*DATA TO USE*
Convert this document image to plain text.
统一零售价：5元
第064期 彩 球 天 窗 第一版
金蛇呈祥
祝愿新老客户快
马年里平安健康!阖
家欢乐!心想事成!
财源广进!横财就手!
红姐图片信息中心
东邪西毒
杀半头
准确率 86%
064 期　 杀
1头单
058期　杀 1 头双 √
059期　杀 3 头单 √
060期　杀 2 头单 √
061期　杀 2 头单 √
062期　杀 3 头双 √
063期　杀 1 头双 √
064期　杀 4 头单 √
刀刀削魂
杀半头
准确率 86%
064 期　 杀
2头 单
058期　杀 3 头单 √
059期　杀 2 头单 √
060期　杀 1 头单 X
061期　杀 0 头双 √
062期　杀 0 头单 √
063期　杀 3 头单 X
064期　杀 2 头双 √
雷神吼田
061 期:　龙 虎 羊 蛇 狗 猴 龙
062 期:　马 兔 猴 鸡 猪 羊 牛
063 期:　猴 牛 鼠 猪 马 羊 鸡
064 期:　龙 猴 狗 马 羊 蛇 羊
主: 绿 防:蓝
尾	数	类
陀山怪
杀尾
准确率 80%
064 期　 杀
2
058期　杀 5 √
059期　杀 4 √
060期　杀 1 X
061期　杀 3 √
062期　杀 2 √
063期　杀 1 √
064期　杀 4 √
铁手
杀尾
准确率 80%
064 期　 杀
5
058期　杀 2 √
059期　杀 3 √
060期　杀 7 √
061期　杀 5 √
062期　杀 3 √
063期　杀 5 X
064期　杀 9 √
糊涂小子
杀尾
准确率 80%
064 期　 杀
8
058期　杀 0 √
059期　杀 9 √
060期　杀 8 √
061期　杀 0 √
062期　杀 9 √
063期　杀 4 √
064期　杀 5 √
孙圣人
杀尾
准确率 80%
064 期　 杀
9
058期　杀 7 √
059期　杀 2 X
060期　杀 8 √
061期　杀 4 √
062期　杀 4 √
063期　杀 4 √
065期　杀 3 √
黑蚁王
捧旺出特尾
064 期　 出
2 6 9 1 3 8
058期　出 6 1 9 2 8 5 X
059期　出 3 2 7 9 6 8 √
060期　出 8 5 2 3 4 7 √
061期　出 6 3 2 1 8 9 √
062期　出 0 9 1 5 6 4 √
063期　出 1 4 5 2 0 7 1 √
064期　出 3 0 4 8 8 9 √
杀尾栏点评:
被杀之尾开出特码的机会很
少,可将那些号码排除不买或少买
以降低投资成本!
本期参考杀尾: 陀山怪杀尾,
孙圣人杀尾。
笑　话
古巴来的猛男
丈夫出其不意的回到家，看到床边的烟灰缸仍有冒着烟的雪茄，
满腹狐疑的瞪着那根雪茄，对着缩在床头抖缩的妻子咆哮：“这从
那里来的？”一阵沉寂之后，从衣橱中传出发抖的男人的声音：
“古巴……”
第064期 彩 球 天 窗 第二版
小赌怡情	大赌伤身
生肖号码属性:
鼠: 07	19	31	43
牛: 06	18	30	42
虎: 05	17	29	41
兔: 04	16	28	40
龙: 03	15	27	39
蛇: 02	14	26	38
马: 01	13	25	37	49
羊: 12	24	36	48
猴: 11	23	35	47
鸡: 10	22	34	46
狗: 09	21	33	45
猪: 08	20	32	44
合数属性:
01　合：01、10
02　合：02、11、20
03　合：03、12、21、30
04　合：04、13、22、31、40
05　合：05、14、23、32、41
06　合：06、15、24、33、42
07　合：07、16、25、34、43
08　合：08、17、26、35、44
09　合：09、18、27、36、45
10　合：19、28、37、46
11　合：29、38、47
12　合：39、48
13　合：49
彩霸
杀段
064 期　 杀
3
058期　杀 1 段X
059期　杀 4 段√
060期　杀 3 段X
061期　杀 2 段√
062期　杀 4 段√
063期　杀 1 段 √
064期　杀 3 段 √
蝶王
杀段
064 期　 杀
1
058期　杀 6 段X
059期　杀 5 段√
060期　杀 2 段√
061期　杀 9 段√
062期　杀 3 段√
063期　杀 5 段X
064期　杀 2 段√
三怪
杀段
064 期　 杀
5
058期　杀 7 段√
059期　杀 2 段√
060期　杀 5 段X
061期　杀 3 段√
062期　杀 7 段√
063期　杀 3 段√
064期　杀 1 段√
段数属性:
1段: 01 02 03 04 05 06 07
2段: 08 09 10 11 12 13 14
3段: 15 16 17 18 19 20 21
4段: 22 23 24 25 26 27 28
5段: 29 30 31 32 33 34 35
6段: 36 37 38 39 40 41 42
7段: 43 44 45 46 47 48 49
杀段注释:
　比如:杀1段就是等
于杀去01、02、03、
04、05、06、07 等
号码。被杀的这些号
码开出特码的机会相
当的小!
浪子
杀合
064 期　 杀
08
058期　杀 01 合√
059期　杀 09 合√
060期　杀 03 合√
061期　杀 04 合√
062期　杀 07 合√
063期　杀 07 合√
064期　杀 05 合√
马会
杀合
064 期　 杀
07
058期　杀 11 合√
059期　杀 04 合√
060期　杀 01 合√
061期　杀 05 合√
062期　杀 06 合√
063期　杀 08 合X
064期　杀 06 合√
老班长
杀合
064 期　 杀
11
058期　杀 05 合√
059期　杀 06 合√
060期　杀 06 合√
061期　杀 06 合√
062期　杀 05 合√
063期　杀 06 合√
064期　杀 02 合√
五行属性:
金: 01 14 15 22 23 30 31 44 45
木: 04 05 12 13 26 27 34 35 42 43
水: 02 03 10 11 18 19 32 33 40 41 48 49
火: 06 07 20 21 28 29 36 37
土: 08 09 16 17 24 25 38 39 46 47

*WHAT IS EXPECTED*
Set out the complete listing exactly as shown.

*RESULT OF THE TASK*
Convert this document image to plain text.
统一零售价：5元
第064期 彩 球 天 窗 第一版
金蛇呈祥
祝愿新老客户快
马年里平安健康!阖
家欢乐!心想事成!
财源广进!横财就手!
红姐图片信息中心
东邪西毒
杀半头
准确率 86%
064 期　 杀
1头单
058期　杀 1 头双 √
059期　杀 3 头单 √
060期　杀 2 头单 √
061期　杀 2 头单 √
062期　杀 3 头双 √
063期　杀 1 头双 √
064期　杀 4 头单 √
刀刀削魂
杀半头
准确率 86%
064 期　 杀
2头 单
058期　杀 3 头单 √
059期　杀 2 头单 √
060期　杀 1 头单 X
061期　杀 0 头双 √
062期　杀 0 头单 √
063期　杀 3 头单 X
064期　杀 2 头双 √
雷神吼田
061 期:　龙 虎 羊 蛇 狗 猴 龙
062 期:　马 兔 猴 鸡 猪 羊 牛
063 期:　猴 牛 鼠 猪 马 羊 鸡
064 期:　龙 猴 狗 马 羊 蛇 羊
主: 绿 防:蓝
尾	数	类
陀山怪
杀尾
准确率 80%
064 期　 杀
2
058期　杀 5 √
059期　杀 4 √
060期　杀 1 X
061期　杀 3 √
062期　杀 2 √
063期　杀 1 √
064期　杀 4 √
铁手
杀尾
准确率 80%
064 期　 杀
5
058期　杀 2 √
059期　杀 3 √
060期　杀 7 √
061期　杀 5 √
062期　杀 3 √
063期　杀 5 X
064期　杀 9 √
糊涂小子
杀尾
准确率 80%
064 期　 杀
8
058期　杀 0 √
059期　杀 9 √
060期　杀 8 √
061期　杀 0 √
062期　杀 9 √
063期　杀 4 √
064期　杀 5 √
孙圣人
杀尾
准确率 80%
064 期　 杀
9
058期　杀 7 √
059期　杀 2 X
060期　杀 8 √
061期　杀 4 √
062期　杀 4 √
063期　杀 4 √
065期　杀 3 √
黑蚁王
捧旺出特尾
064 期　 出
2 6 9 1 3 8
058期　出 6 1 9 2 8 5 X
059期　出 3 2 7 9 6 8 √
060期　出 8 5 2 3 4 7 √
061期　出 6 3 2 1 8 9 √
062期　出 0 9 1 5 6 4 √
063期　出 1 4 5 2 0 7 1 √
064期　出 3 0 4 8 8 9 √
杀尾栏点评:
被杀之尾开出特码的机会很
少,可将那些号码排除不买或少买
以降低投资成本!
本期参考杀尾: 陀山怪杀尾,
孙圣人杀尾。
笑　话
古巴来的猛男
丈夫出其不意的回到家，看到床边的烟灰缸仍有冒着烟的雪茄，
满腹狐疑的瞪着那根雪茄，对着缩在床头抖缩的妻子咆哮：“这从
那里来的？”一阵沉寂之后，从衣橱中传出发抖的男人的声音：
“古巴……”
第064期 彩 球 天 窗 第二版
小赌怡情	大赌伤身
生肖号码属性:
鼠: 07	19	31	43
牛: 06	18	30	42
虎: 05	17	29	41
兔: 04	16	28	40
龙: 03	15	27	39
蛇: 02	14	26	38
马: 01	13	25	37	49
羊: 12	24	36	48
猴: 11	23	35	47
鸡: 10	22	34	46
狗: 09	21	33	45
猪: 08	20	32	44
合数属性:
01　合：01、10
02　合：02、11、20
03　合：03、12、21、30
04　合：04、13、22、31、40
05　合：05、14、23、32、41
06　合：06、15、24、33、42
07　合：07、16、25、34、43
08　合：08、17、26、35、44
09　合：09、18、27、36、45
10　合：19、28、37、46
11　合：29、38、47
12　合：39、48
13　合：49
彩霸
杀段
064 期　 杀
3
058期　杀 1 段X
059期　杀 4 段√
060期　杀 3 段X
061期　杀 2 段√
062期　杀 4 段√
063期　杀 1 段 √
064期　杀 3 段 √
蝶王
杀段
064 期　 杀
1
058期　杀 6 段X
059期　杀 5 段√
060期　杀 2 段√
061期　杀 9 段√
062期　杀 3 段√
063期　杀 5 段X
064期　杀 2 段√
三怪
杀段
064 期　 杀
5
058期　杀 7 段√
059期　杀 2 段√
060期　杀 5 段X
061期　杀 3 段√
062期　杀 7 段√
063期　杀 3 段√
064期　杀 1 段√
段数属性:
1段: 01 02 03 04 05 06 07
2段: 08 09 10 11 12 13 14
3段: 15 16 17 18 19 20 21
4段: 22 23 24 25 26 27 28
5段: 29 30 31 32 33 34 35
6段: 36 37 38 39 40 41 42
7段: 43 44 45 46 47 48 49
杀段注释:
　比如:杀1段就是等
于杀去01、02、03、
04、05、06、07 等
号码。被杀的这些号
码开出特码的机会相
当的小!
浪子
杀合
064 期　 杀
08
058期　杀 01 合√
059期　杀 09 合√
060期　杀 03 合√
061期　杀 04 合√
062期　杀 07 合√
063期　杀 07 合√
064期　杀 05 合√
马会
杀合
064 期　 杀
07
058期　杀 11 合√
059期　杀 04 合√
060期　杀 01 合√
061期　杀 05 合√
062期　杀 06 合√
063期　杀 08 合X
064期　杀 06 合√
老班长
杀合
064 期　 杀
11
058期　杀 05 合√
059期　杀 06 合√
060期　杀 06 合√
061期　杀 06 合√
062期　杀 05 合√
063期　杀 06 合√
064期　杀 02 合√
五行属性:
金: 01 14 15 22 23 30 31 44 45
木: 04 05 12 13 26 27 34 35 42 43
水: 02 03 10 11 18 19 32 33 40 41 48 49
火: 06 07 20 21 28 29 36 37
土: 08 09 16 17 24 25 38 39 46 47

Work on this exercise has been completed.